* DATA PROVIDED

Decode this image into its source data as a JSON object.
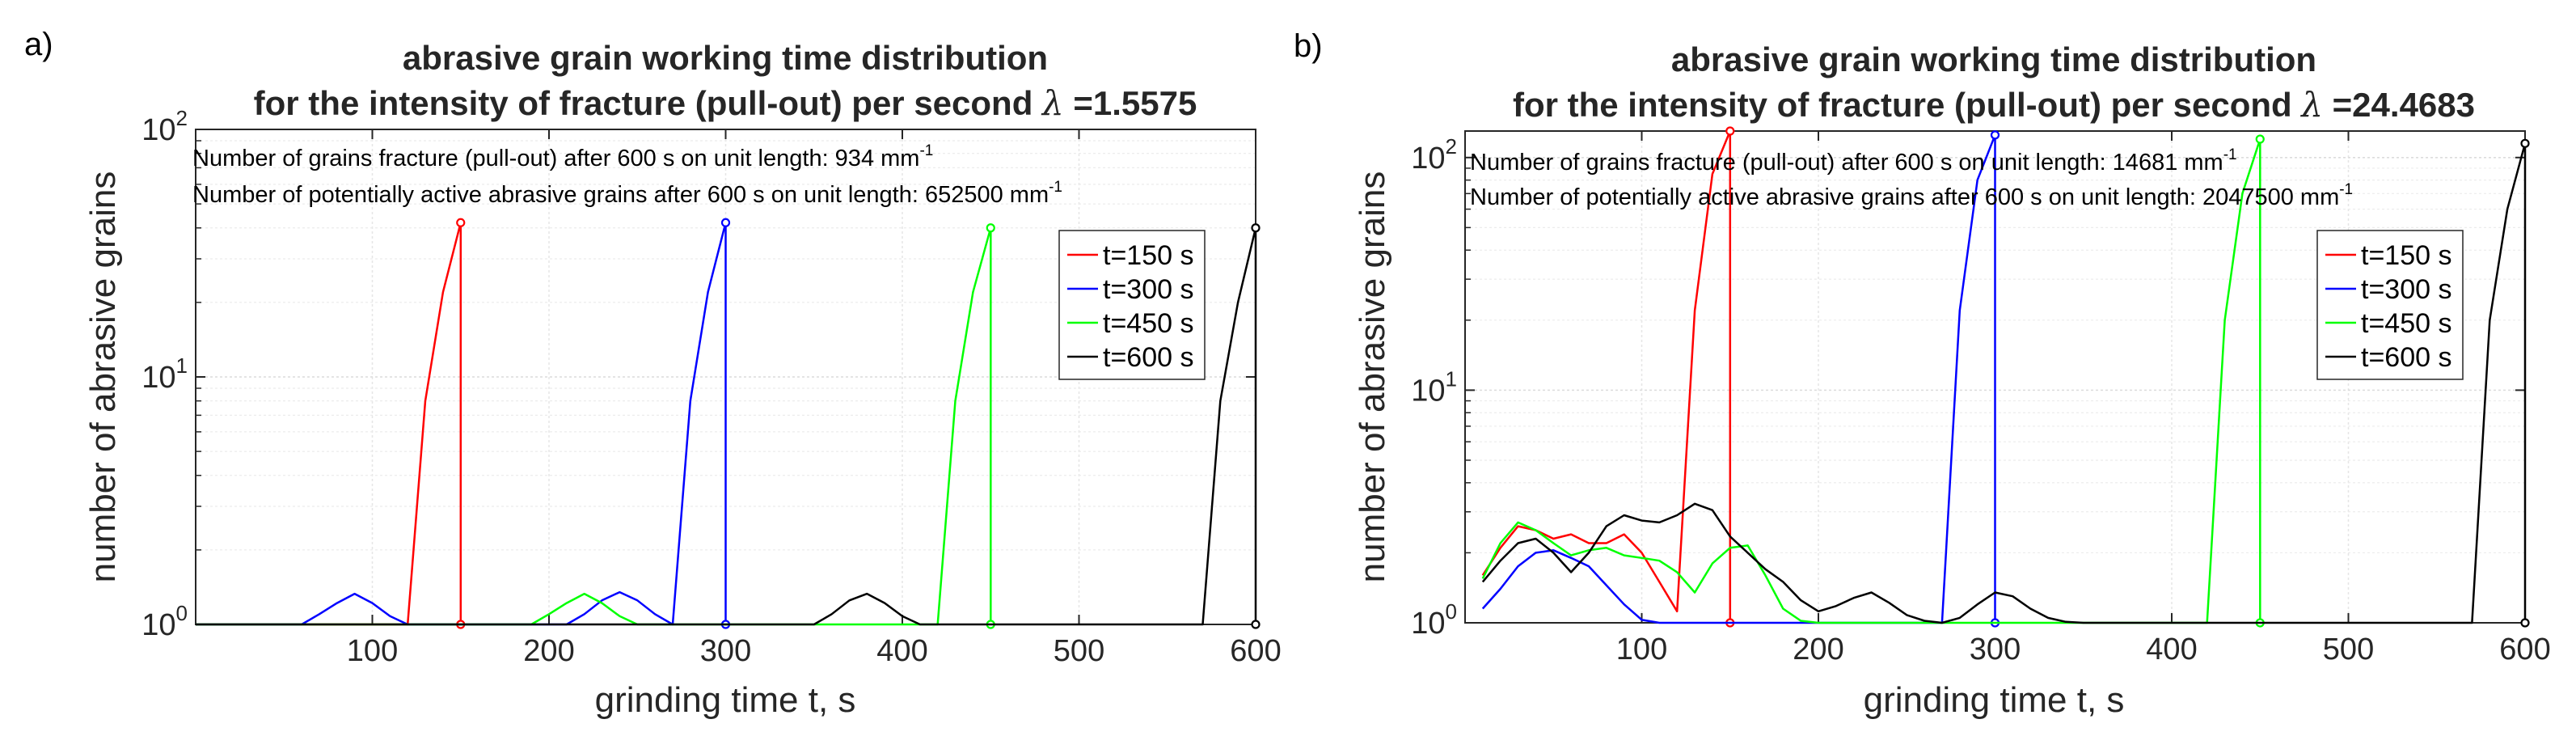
{
  "chart_data": [
    {
      "panel_label": "a)",
      "type": "line",
      "title_line1": "abrasive grain working time distribution",
      "title_line2_prefix": "for the intensity of fracture (pull-out) per second ",
      "title_lambda": "λ",
      "title_line2_value": " =1.5575",
      "xlabel": "grinding time t, s",
      "ylabel": "number of abrasive grains",
      "xlim": [
        0,
        600
      ],
      "ylim": [
        1,
        100
      ],
      "yscale": "log",
      "xticks": [
        100,
        200,
        300,
        400,
        500,
        600
      ],
      "yticks": [
        1,
        10,
        100
      ],
      "ytick_labels": [
        {
          "base": "10",
          "exp": "0"
        },
        {
          "base": "10",
          "exp": "1"
        },
        {
          "base": "10",
          "exp": "2"
        }
      ],
      "note1": "Number of grains fracture (pull-out) after 600 s on unit length: 934 mm",
      "note2": "Number of potentially active abrasive grains after 600 s on unit length: 652500 mm",
      "note_unit_exp": "-1",
      "legend_position": "right",
      "grid": true,
      "series": [
        {
          "name": "t=150 s",
          "color": "#ff0000",
          "x": [
            0,
            120,
            130,
            140,
            150,
            150
          ],
          "y": [
            1,
            1,
            8,
            22,
            42,
            1
          ]
        },
        {
          "name": "t=300 s",
          "color": "#0000ff",
          "x": [
            0,
            60,
            70,
            80,
            90,
            100,
            110,
            120,
            210,
            220,
            230,
            240,
            250,
            260,
            270,
            280,
            290,
            300,
            300
          ],
          "y": [
            1,
            1,
            1.1,
            1.22,
            1.33,
            1.22,
            1.08,
            1,
            1,
            1.1,
            1.25,
            1.35,
            1.25,
            1.1,
            1,
            8,
            22,
            42,
            1
          ]
        },
        {
          "name": "t=450 s",
          "color": "#00ff00",
          "x": [
            0,
            190,
            200,
            210,
            220,
            230,
            240,
            250,
            420,
            430,
            440,
            450,
            450
          ],
          "y": [
            1,
            1,
            1.1,
            1.22,
            1.33,
            1.22,
            1.08,
            1,
            1,
            8,
            22,
            40,
            1
          ]
        },
        {
          "name": "t=600 s",
          "color": "#000000",
          "x": [
            0,
            350,
            360,
            370,
            380,
            390,
            400,
            410,
            570,
            580,
            590,
            600,
            600
          ],
          "y": [
            1,
            1,
            1.1,
            1.25,
            1.33,
            1.22,
            1.08,
            1,
            1,
            8,
            20,
            40,
            1
          ]
        }
      ]
    },
    {
      "panel_label": "b)",
      "type": "line",
      "title_line1": "abrasive grain working time distribution",
      "title_line2_prefix": "for the intensity of fracture (pull-out) per second ",
      "title_lambda": "λ",
      "title_line2_value": " =24.4683",
      "xlabel": "grinding time t, s",
      "ylabel": "number of abrasive grains",
      "xlim": [
        0,
        600
      ],
      "ylim": [
        1,
        130
      ],
      "yscale": "log",
      "xticks": [
        100,
        200,
        300,
        400,
        500,
        600
      ],
      "yticks": [
        1,
        10,
        100
      ],
      "ytick_labels": [
        {
          "base": "10",
          "exp": "0"
        },
        {
          "base": "10",
          "exp": "1"
        },
        {
          "base": "10",
          "exp": "2"
        }
      ],
      "note1": "Number of grains fracture (pull-out) after 600 s on unit length: 14681 mm",
      "note2": "Number of potentially active abrasive grains after 600 s on unit length: 2047500 mm",
      "note_unit_exp": "-1",
      "legend_position": "right",
      "grid": true,
      "series": [
        {
          "name": "t=150 s",
          "color": "#ff0000",
          "x": [
            10,
            20,
            30,
            40,
            50,
            60,
            70,
            80,
            90,
            100,
            110,
            120,
            130,
            140,
            150,
            150
          ],
          "y": [
            1.6,
            2.1,
            2.6,
            2.5,
            2.3,
            2.4,
            2.2,
            2.2,
            2.4,
            2.0,
            1.5,
            1.12,
            22,
            85,
            130,
            1
          ]
        },
        {
          "name": "t=300 s",
          "color": "#0000ff",
          "x": [
            10,
            20,
            30,
            40,
            50,
            60,
            70,
            80,
            90,
            100,
            110,
            120,
            220,
            270,
            280,
            290,
            300,
            300
          ],
          "y": [
            1.15,
            1.4,
            1.75,
            2.0,
            2.05,
            1.9,
            1.75,
            1.45,
            1.2,
            1.03,
            1,
            1,
            1,
            1,
            22,
            80,
            125,
            1
          ]
        },
        {
          "name": "t=450 s",
          "color": "#00ff00",
          "x": [
            10,
            20,
            30,
            40,
            50,
            60,
            70,
            80,
            90,
            100,
            110,
            120,
            130,
            140,
            150,
            160,
            170,
            180,
            190,
            200,
            420,
            430,
            440,
            450,
            450
          ],
          "y": [
            1.55,
            2.2,
            2.7,
            2.5,
            2.2,
            1.95,
            2.05,
            2.1,
            1.95,
            1.9,
            1.85,
            1.65,
            1.35,
            1.8,
            2.1,
            2.15,
            1.6,
            1.15,
            1.02,
            1,
            1,
            20,
            70,
            120,
            1
          ]
        },
        {
          "name": "t=600 s",
          "color": "#000000",
          "x": [
            10,
            20,
            30,
            40,
            50,
            60,
            70,
            80,
            90,
            100,
            110,
            120,
            130,
            140,
            150,
            160,
            170,
            180,
            190,
            200,
            210,
            220,
            230,
            240,
            250,
            260,
            270,
            280,
            290,
            300,
            310,
            320,
            330,
            340,
            350,
            570,
            580,
            590,
            600,
            600
          ],
          "y": [
            1.5,
            1.85,
            2.2,
            2.3,
            2.0,
            1.65,
            2.0,
            2.6,
            2.9,
            2.75,
            2.7,
            2.9,
            3.25,
            3.05,
            2.35,
            2.0,
            1.7,
            1.5,
            1.25,
            1.12,
            1.18,
            1.28,
            1.35,
            1.22,
            1.08,
            1.02,
            1.0,
            1.05,
            1.2,
            1.35,
            1.3,
            1.15,
            1.05,
            1.01,
            1,
            1,
            20,
            60,
            115,
            1
          ]
        }
      ]
    }
  ]
}
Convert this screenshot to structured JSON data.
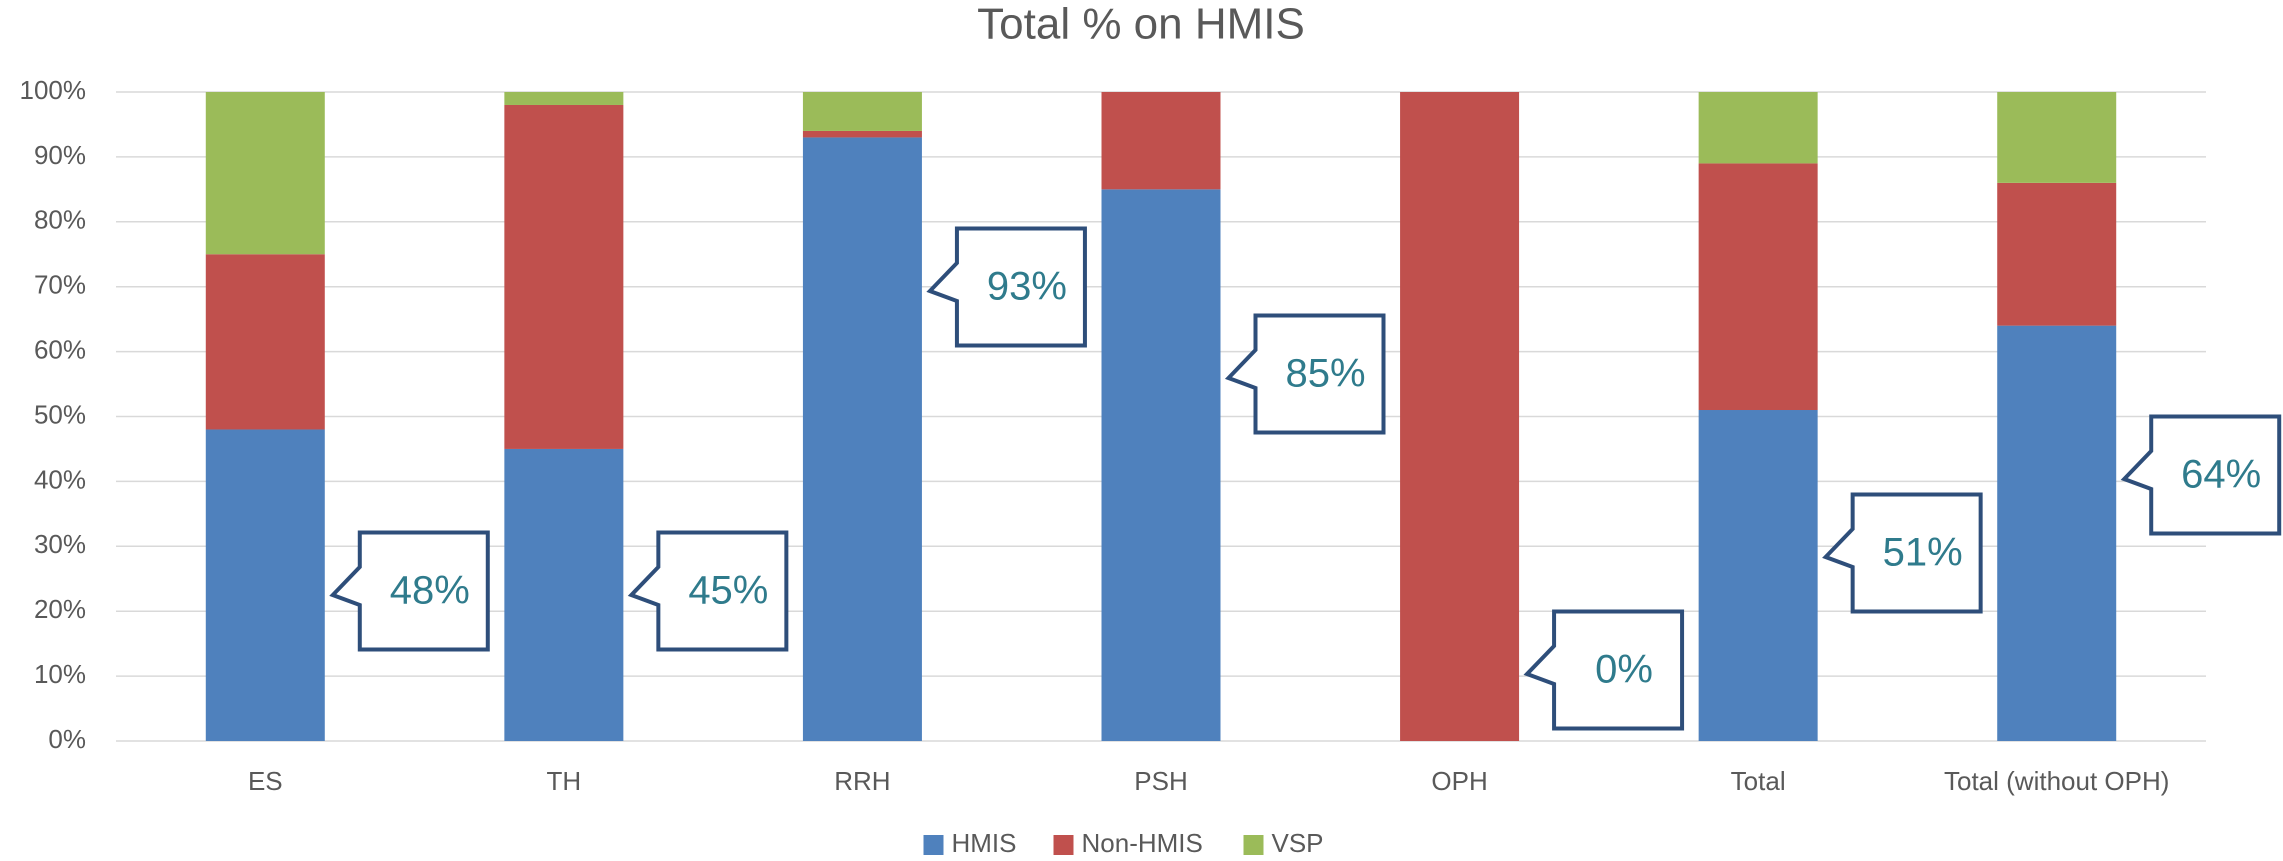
{
  "chart_data": {
    "type": "stacked_bar",
    "title": "Total % on HMIS",
    "categories": [
      "ES",
      "TH",
      "RRH",
      "PSH",
      "OPH",
      "Total",
      "Total (without OPH)"
    ],
    "series": [
      {
        "name": "HMIS",
        "color": "#4f81bd",
        "values": [
          48,
          45,
          93,
          85,
          0,
          51,
          64
        ],
        "value_labels": [
          "48%",
          "45%",
          "93%",
          "85%",
          "0%",
          "51%",
          "64%"
        ]
      },
      {
        "name": "Non-HMIS",
        "color": "#c0504d",
        "values": [
          27,
          53,
          1,
          15,
          100,
          38,
          22
        ]
      },
      {
        "name": "VSP",
        "color": "#9bbb59",
        "values": [
          25,
          2,
          6,
          0,
          0,
          11,
          14
        ]
      }
    ],
    "ylim": [
      0,
      100
    ],
    "yticks": [
      {
        "value": 0,
        "label": "0%"
      },
      {
        "value": 10,
        "label": "10%"
      },
      {
        "value": 20,
        "label": "20%"
      },
      {
        "value": 30,
        "label": "30%"
      },
      {
        "value": 40,
        "label": "40%"
      },
      {
        "value": 50,
        "label": "50%"
      },
      {
        "value": 60,
        "label": "60%"
      },
      {
        "value": 70,
        "label": "70%"
      },
      {
        "value": 80,
        "label": "80%"
      },
      {
        "value": 90,
        "label": "90%"
      },
      {
        "value": 100,
        "label": "100%"
      }
    ],
    "grid": true,
    "legend": "bottom"
  }
}
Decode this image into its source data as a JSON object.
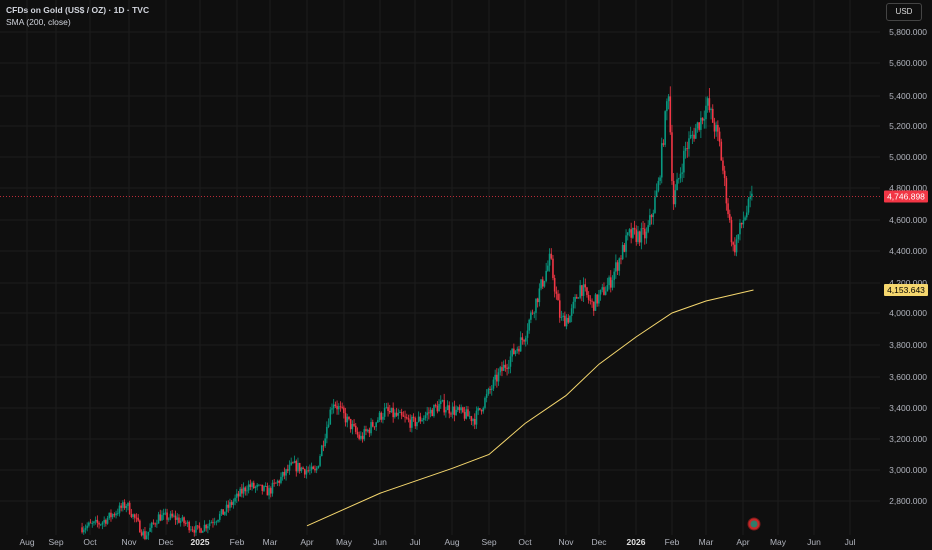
{
  "header": {
    "title": "CFDs on Gold (US$ / OZ) · 1D · TVC",
    "indicator": "SMA (200, close)"
  },
  "currency_button": "USD",
  "chart_data": {
    "type": "candlestick",
    "title": "CFDs on Gold (US$ / OZ) · 1D · TVC",
    "y_ticks": [
      "5,800.000",
      "5,600.000",
      "5,400.000",
      "5,200.000",
      "5,000.000",
      "4,800.000",
      "4,600.000",
      "4,400.000",
      "4,200.000",
      "4,000.000",
      "3,800.000",
      "3,600.000",
      "3,400.000",
      "3,200.000",
      "3,000.000",
      "2,800.000"
    ],
    "x_ticks": [
      "Aug",
      "Sep",
      "Oct",
      "Nov",
      "Dec",
      "2025",
      "Feb",
      "Mar",
      "Apr",
      "May",
      "Jun",
      "Jul",
      "Aug",
      "Sep",
      "Oct",
      "Nov",
      "Dec",
      "2026",
      "Feb",
      "Mar",
      "Apr",
      "May",
      "Jun",
      "Jul"
    ],
    "last_price": {
      "label": "4,746.898",
      "value": 4746.898,
      "color": "#f23645"
    },
    "sma": {
      "label": "4,153.643",
      "value": 4153.643,
      "color": "#f5d76e"
    },
    "up_color": "#089981",
    "down_color": "#f23645",
    "price_path": [
      [
        "2024-09-24",
        2630
      ],
      [
        "2024-10-10",
        2660
      ],
      [
        "2024-10-30",
        2780
      ],
      [
        "2024-11-14",
        2570
      ],
      [
        "2024-11-25",
        2700
      ],
      [
        "2024-12-10",
        2690
      ],
      [
        "2024-12-30",
        2610
      ],
      [
        "2025-01-20",
        2720
      ],
      [
        "2025-02-10",
        2900
      ],
      [
        "2025-02-28",
        2860
      ],
      [
        "2025-03-20",
        3030
      ],
      [
        "2025-04-08",
        2980
      ],
      [
        "2025-04-22",
        3450
      ],
      [
        "2025-05-15",
        3200
      ],
      [
        "2025-06-05",
        3380
      ],
      [
        "2025-06-30",
        3300
      ],
      [
        "2025-07-22",
        3420
      ],
      [
        "2025-08-20",
        3330
      ],
      [
        "2025-09-08",
        3600
      ],
      [
        "2025-09-30",
        3850
      ],
      [
        "2025-10-20",
        4350
      ],
      [
        "2025-10-28",
        3950
      ],
      [
        "2025-11-05",
        3980
      ],
      [
        "2025-11-14",
        4180
      ],
      [
        "2025-11-25",
        4050
      ],
      [
        "2025-12-10",
        4200
      ],
      [
        "2025-12-26",
        4500
      ],
      [
        "2026-01-10",
        4500
      ],
      [
        "2026-01-20",
        4800
      ],
      [
        "2026-01-29",
        5450
      ],
      [
        "2026-02-02",
        4700
      ],
      [
        "2026-02-12",
        5050
      ],
      [
        "2026-02-25",
        5250
      ],
      [
        "2026-03-02",
        5350
      ],
      [
        "2026-03-12",
        5100
      ],
      [
        "2026-03-24",
        4400
      ],
      [
        "2026-04-01",
        4600
      ],
      [
        "2026-04-10",
        4750
      ]
    ],
    "sma_path": [
      [
        "2025-04-01",
        2640
      ],
      [
        "2025-06-01",
        2850
      ],
      [
        "2025-08-01",
        3010
      ],
      [
        "2025-09-01",
        3100
      ],
      [
        "2025-10-01",
        3300
      ],
      [
        "2025-11-01",
        3480
      ],
      [
        "2025-12-01",
        3680
      ],
      [
        "2026-01-01",
        3850
      ],
      [
        "2026-02-01",
        4000
      ],
      [
        "2026-03-01",
        4080
      ],
      [
        "2026-04-10",
        4153.643
      ]
    ]
  }
}
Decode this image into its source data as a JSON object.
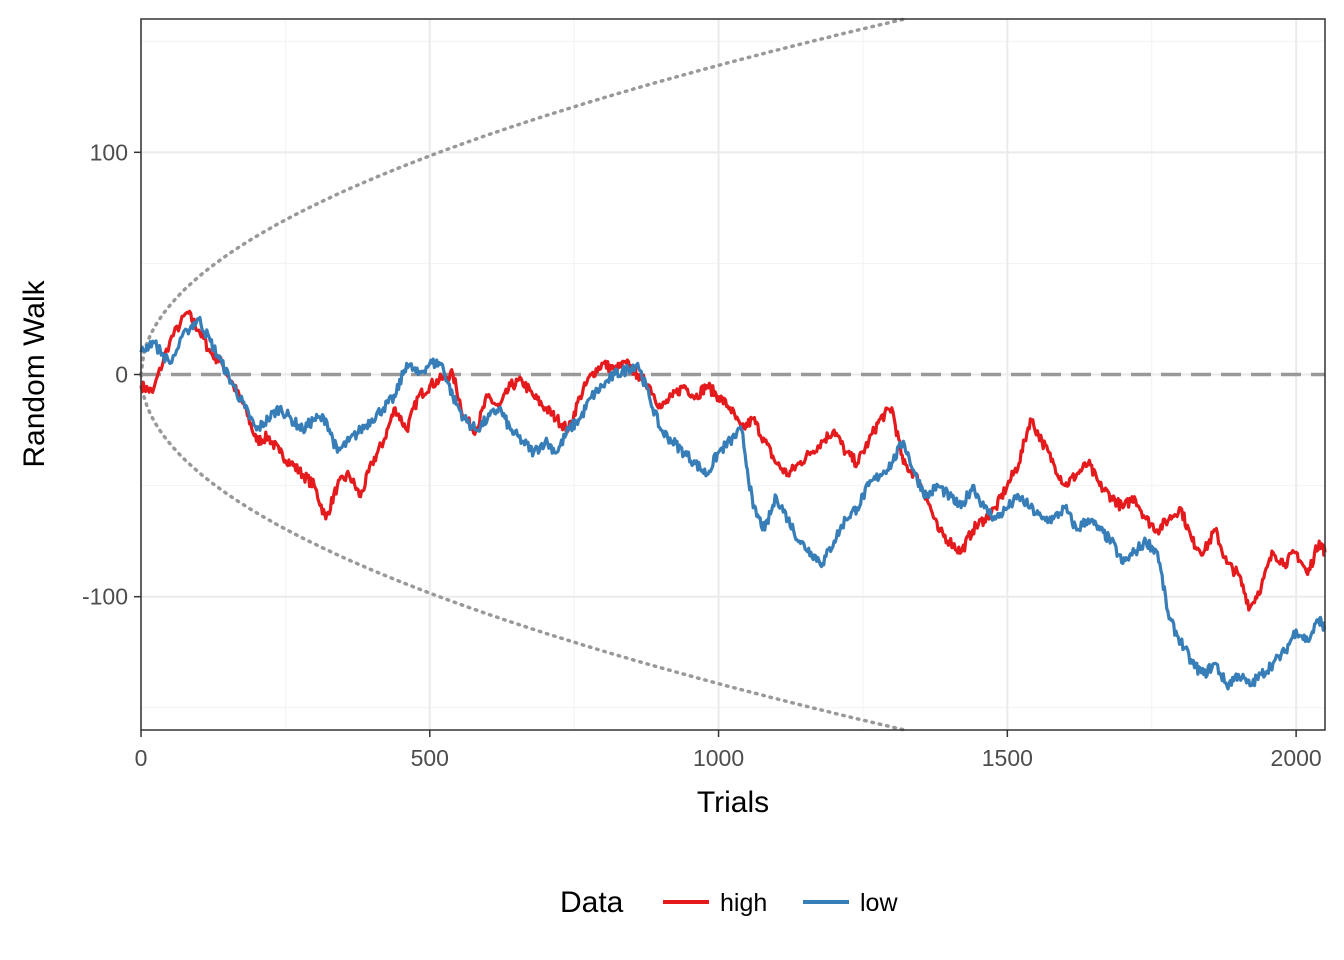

* GIVEN PROBLEM
Go through the material above and count the lines that contain "length"; answer with the number alone.

* RESPONSE TO THE TASK
4